*TASK TO CARRY OUT:* In the entries below, find the lines that contain the word "version" and copy them.

══════════

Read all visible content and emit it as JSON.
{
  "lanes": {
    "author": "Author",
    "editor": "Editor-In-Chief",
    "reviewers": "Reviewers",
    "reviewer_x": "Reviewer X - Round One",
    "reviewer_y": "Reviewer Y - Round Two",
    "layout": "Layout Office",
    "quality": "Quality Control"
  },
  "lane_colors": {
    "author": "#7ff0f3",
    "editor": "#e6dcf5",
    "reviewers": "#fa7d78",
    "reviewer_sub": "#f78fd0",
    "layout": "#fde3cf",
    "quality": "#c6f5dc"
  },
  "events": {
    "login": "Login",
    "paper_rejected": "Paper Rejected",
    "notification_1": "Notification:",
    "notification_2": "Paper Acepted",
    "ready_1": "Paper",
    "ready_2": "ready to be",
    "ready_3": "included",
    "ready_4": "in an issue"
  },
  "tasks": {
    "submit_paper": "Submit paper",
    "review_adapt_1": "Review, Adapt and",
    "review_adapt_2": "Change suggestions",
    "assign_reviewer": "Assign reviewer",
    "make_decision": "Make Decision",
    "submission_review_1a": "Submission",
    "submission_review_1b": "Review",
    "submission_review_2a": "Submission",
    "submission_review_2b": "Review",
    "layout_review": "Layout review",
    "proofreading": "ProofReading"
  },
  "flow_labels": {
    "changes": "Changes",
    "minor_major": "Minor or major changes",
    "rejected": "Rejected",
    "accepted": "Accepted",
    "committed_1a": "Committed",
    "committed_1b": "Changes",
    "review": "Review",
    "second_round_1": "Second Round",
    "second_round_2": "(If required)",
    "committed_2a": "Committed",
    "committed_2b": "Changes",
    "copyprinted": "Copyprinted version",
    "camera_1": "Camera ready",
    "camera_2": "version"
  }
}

══════════

*SOLUTION BELOW:*
    "copyprinted": "Copyprinted version",
    "camera_2": "version"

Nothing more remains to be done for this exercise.